[代码审计]DedeCMS V5.7 SP2前台任意文件删除

[TOC]
### 0x01 前言
------------
>首先本地搭建环境，我所使用的是Windows PHPstudy集成环境。使用起来非常方便。特别是审计的时候。可以任意切换PHP版本。

### 0x02 CMS简介
------------
>感觉都知道Dede，就不写了。只是为了一个格式好看（轻微强迫症患者）。

### 0x03 正文
------------
漏洞所在文件：`/member/album_add.php(在用户中心内)`
漏洞文件代码：(只贴上相关代码)
```php
    include(DEDEMEMBER.'/inc/archives_check.php');
	
    $ddisfirst=1;
    //处理并保存所指定的图片从网上复制
    if($formhtml==1)
    {
        $imagebody = stripslashes($imagebody);
        $imgurls .= GetCurContentAlbum($imagebody,$copysource,$litpicname);
        if($ddisfirst==1 && $litpic=='' && !empty($litpicname))
        {
            $litpic = $litpicname;
            $hasone = true;
        }
    }
	
	/*中间其它不相关的处理流程省略。*/
	
    $inQuery = "INSERT INTO `#@__archives`(id,typeid,sortrank,flag,ismake,channel,arcrank,click,money,title,shorttitle,
color,writer,source,litpic,pubdate,senddate,mid,description,keywords,mtype)
VALUES ('$arcID','$typeid','$sortrank','$flag','$ismake','$channelid','$arcrank','0','$money','$title','$shorttitle',
'$color','$writer','$source','$litpic','$pubdate','$senddate','$mid','$description','$keywords','$mtypesid'); ";
    if(!$dsql->ExecuteNoneQuery($inQuery))
    {
        $gerr = $dsql->GetError();
        $dsql->ExecuteNoneQuery("DELETE FROM `#@__arctiny` WHERE id='$arcID' ");
        ShowMsg("把数据保存到数据库主表 `#@__archives` 时出错，请联系管理员。","javascript:;");
        exit();
    }
```
首先看到这条插入的 `SQL语句` 关注到 `litpic` 这个字段和 `$litpic` 这个变量，由于之前看其它功能模块的代码的时候发现这个变量值是涉及到删除文件操作的。因为在删除一个文章或者图片集的时候，会将 `litpic` 这个字段上面的路径文件删除。这个字段存储的是程序所上传的图片路径。用来删除文章或者其它的时候进行删除文件的。

之前看其它功能的时候，这个任意文件删除漏洞是不存在的，因为最上面 包含了 `/inc/archives_check.php` 这个文件，这个文件的最下方是对 `$litpic` 这个变量进行了初始化。因此没办法覆盖这个变量值。所以没办法对这个变量值进行控制，就没办法利用了。可以看看这个文件相关的代码：
```php
//处理上传的缩略图
$litpic = MemberUploads('litpic', '', $cfg_ml->M_ID, 'image', '', $cfg_ddimg_width, $cfg_ddimg_height, FALSE);
if($litpic!='') SaveUploadInfo($title,$litpic,1);
```
可以看到是直接初始化了值的。我们这个漏洞也是利用的 `$litpic` 变量与数据库的 `litpc` 字段，按照正常来说我们是没办法覆盖，但是我们可以看到上边代码11行：`$litpic = $litpicname;` 可以看到这里又重新进行了一次赋值。

::::::::

**待完成任务**
1/ 根据上面这篇代码审计文章，漏洞所在的文件是哪一个？
2/ 判断下列说法是否与上面这篇代码审计文章相符。每项回答“是”或“否”，并原文引用起决定作用的语句。
(a) 本地搭建环境时使用的是Windows PHPstudy集成环境。
(b) litpic字段存储的是文章的正文内容。
(c) /inc/archives_check.php文件的最上方对$litpic变量进行了初始化。
3/ 从上面这篇代码审计文章的最后一句之后接着续写。

::::::::

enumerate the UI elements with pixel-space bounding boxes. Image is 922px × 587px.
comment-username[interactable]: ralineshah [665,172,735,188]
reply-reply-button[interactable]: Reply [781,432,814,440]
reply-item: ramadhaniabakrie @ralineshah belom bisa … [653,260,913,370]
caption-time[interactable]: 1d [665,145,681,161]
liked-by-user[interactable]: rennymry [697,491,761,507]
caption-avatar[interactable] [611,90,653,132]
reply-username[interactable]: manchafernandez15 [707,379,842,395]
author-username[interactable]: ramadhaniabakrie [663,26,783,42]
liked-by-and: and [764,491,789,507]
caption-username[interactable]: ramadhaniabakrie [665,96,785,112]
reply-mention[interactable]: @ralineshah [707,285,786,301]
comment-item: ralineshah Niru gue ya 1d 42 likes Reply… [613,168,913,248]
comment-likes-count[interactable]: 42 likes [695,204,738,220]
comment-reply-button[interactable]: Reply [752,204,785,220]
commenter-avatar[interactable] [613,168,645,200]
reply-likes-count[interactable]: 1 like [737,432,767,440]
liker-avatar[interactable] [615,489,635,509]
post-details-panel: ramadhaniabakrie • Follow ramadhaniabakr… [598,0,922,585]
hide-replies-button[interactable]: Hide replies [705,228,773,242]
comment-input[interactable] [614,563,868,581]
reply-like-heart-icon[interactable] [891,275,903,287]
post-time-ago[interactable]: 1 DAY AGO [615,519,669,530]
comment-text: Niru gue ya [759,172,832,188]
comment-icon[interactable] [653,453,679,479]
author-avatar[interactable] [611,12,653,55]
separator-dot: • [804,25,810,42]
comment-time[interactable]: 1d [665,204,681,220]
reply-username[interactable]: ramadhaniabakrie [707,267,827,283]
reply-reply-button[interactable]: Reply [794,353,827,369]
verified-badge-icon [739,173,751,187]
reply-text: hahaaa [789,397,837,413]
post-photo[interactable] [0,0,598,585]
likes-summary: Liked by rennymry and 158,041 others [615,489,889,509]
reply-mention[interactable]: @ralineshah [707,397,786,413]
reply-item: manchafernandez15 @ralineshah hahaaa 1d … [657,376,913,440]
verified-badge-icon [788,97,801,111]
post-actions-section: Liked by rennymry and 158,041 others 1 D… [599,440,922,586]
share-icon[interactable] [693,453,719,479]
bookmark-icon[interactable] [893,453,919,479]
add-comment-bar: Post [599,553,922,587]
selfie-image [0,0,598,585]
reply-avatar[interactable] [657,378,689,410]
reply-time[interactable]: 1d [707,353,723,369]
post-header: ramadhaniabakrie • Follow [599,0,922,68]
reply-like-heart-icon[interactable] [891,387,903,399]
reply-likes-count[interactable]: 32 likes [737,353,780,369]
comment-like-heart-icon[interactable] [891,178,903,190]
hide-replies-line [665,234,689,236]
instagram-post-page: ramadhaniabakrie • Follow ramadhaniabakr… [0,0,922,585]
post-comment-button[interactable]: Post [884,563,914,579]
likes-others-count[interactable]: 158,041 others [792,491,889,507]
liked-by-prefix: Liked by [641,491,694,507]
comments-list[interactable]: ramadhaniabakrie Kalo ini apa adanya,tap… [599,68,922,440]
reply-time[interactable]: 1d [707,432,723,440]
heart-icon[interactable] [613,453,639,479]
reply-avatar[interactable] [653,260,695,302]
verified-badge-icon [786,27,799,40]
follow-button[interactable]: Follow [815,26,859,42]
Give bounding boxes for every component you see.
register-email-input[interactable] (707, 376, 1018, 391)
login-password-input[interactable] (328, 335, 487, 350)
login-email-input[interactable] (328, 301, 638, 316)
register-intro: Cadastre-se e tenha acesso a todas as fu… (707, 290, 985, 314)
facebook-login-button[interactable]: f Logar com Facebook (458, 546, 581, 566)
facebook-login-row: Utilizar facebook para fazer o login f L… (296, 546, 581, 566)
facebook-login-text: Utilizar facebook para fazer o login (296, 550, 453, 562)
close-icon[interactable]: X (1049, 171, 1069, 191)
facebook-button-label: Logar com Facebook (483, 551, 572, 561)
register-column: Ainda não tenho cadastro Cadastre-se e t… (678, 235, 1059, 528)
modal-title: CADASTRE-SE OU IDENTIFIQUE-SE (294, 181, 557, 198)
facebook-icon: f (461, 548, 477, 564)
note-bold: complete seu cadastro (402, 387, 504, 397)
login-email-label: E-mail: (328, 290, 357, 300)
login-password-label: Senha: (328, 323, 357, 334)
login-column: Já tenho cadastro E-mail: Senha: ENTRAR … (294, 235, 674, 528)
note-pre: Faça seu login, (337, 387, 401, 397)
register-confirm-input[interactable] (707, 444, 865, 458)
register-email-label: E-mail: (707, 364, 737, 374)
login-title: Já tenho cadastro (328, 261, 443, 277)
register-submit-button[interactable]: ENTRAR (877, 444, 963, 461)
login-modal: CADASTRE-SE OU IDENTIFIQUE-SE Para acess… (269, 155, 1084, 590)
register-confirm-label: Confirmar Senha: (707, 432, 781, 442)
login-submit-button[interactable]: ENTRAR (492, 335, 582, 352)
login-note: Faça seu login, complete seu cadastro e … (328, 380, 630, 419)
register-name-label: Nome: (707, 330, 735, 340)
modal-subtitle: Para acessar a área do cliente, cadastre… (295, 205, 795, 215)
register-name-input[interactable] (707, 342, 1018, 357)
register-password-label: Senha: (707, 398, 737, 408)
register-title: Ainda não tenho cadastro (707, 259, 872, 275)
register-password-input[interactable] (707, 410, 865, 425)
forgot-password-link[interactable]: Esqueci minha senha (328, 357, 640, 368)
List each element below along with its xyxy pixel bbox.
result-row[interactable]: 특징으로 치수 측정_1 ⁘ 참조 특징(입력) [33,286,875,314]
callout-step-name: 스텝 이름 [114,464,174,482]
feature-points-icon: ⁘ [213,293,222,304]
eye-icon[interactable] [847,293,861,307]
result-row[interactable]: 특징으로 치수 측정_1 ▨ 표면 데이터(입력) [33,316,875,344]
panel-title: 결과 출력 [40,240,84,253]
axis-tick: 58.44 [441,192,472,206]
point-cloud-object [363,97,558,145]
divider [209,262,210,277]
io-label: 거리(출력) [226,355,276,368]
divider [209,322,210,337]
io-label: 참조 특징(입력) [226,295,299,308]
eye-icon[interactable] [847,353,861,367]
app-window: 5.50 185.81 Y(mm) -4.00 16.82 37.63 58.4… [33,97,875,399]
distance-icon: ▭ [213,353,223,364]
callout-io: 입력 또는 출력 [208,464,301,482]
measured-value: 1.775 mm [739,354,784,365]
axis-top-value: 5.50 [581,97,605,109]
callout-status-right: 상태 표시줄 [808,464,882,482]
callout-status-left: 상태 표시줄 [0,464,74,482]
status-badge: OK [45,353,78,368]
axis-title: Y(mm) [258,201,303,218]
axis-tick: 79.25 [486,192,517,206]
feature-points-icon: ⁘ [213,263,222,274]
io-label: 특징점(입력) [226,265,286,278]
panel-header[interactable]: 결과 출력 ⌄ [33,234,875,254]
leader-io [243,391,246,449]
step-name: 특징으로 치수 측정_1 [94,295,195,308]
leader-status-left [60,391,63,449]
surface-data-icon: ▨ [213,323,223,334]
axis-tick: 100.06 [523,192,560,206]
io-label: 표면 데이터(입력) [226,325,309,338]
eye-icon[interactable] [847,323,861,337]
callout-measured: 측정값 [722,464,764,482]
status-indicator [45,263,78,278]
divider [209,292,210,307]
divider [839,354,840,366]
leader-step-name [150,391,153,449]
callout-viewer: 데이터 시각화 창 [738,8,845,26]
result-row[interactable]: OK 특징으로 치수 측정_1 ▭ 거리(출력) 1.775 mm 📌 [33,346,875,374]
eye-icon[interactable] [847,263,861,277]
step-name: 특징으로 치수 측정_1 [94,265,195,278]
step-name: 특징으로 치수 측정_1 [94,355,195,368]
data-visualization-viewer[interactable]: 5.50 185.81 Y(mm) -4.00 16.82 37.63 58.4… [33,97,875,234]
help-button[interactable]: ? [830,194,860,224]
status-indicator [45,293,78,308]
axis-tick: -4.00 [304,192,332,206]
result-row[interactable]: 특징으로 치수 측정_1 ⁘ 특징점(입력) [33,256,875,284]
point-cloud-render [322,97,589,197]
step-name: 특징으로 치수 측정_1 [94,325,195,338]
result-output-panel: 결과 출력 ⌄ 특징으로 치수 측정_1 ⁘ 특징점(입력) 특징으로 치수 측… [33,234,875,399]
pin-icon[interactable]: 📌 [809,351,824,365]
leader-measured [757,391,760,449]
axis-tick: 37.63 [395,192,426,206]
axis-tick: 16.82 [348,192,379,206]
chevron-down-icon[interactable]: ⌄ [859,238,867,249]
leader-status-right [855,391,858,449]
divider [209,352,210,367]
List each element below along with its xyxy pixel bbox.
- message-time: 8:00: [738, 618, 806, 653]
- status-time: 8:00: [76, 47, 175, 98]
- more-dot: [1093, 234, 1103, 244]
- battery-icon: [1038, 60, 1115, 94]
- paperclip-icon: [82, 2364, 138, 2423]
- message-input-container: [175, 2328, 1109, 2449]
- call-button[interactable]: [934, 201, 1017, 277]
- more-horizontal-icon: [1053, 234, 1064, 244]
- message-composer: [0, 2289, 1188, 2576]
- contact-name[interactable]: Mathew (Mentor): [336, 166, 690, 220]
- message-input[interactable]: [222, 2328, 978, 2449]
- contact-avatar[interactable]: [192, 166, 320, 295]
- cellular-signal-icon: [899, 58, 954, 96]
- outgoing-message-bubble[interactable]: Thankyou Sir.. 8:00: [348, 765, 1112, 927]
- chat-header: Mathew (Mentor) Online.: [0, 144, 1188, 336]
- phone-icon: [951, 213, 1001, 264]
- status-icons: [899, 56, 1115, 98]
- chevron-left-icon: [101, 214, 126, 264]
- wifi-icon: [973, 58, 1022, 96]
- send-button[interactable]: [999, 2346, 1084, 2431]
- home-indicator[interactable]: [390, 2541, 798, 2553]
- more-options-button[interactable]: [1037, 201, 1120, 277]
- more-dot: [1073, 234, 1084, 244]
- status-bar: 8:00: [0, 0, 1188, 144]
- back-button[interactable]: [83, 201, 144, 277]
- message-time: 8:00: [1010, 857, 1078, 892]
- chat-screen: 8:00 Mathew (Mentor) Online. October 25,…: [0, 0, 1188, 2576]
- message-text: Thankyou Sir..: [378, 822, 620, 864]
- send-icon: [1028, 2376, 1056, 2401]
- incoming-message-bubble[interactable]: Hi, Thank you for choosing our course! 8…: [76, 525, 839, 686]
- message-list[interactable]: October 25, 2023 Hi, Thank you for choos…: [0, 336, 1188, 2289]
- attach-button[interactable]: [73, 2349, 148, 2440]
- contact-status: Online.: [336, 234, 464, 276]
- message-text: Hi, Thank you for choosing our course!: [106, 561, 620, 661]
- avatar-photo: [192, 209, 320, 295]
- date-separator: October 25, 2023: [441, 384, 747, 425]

::::::::

**各题答案**
1/ /member/album_add.php（在用户中心内）

2/
(a) 是。“我所使用的是Windows PHPstudy集成环境。”
(b) 否。“这个字段存储的是程序所上传的图片路径。”
(c) 否。“这个文件的最下方是对 `$litpic` 这个变量进行了初始化。”

3/
由于包含的`/inc/archives_check.php` 这个文件，是在 `$litpic = $litpicname;` 这行代码的上方，所以最上面初始化好的变量值到了这一行就会被 `$litpicname` 这个变量值给覆盖，但是由于 `$litpicname` 这个变量并没有进行初始化操作，所以我们就可以利用变量覆盖，直接覆盖 `$litpicname` 这个变量，然后在赋值给 `$litpic` ，就造成了这个漏洞了。

首先我们可以看到，他是在一个 `if` 判断里面，我们要进入到判断，就必须满足 `$formhtml = 1` 但是因为 `$formhtml` 这个变量也没有进行初始化，所以我们一样可以对这个变量进行控制覆盖。 之后只要满足 `litpic` 为空  以及 `litpicname` 有值就可以重新去赋值 `litpic`的值了。

接下来看到删除代码：
所在文件：`/member/archives_do.php`
```php
else if($dopost=="delArc")
{
/*其它代码省略*/
    //删除文档
    if($row['issystem']!=-1) $rs = DelArc($aid);
    else $rs = DelArcSg($aid);
}
```
可以看到这里判断 `issystem` 是否不等于 `-1` 不等于的话就调用 `DelArc` 这个函数，否则调用 `DelArcSg` 这个函数，由于数据库内默认 `issystem` 值就为 `1` 因此我们定位  `DelArc` 这个函数。
所在文件：`/member/inc/inc_batchup.php`
```php
$licp = $dsql->GetOne("SELECT litpic FROM `#@__archives` WHERE id = '$aid'");
if($licp['litpic'] != "")
{
	$litpic = DEDEROOT.$licp['litpic'];
	if(file_exists($litpic) && !is_dir($litpic))
	{
		@unlink($litpic);
	}
}
```
可以看到8行代码使用 `unlink` 函数删除 `$litpic`

可以看到 `$litpic` 是 `DEDEROOT` 拼接上数据库中查询出来的 `litpic` 字段（就是我们插入的需要删除的文件路径），`DEDEROOT` 常量是定义的从系统根目录到当前织梦的程序根目录。所以我们得到信息，插入的 `litpic` 字段文件路径，以程序根目录为准即可，也就是不用跨目录。比如：`/robots.txt` 即可。

来验证下
首先在会员中心，图片集中，新建图片集：

![1.png](http://www.bugsafe.cn/usr/uploads/2018/01/1041391363.png)

添加成功后，来看下数据库中是否插入了对应的数据。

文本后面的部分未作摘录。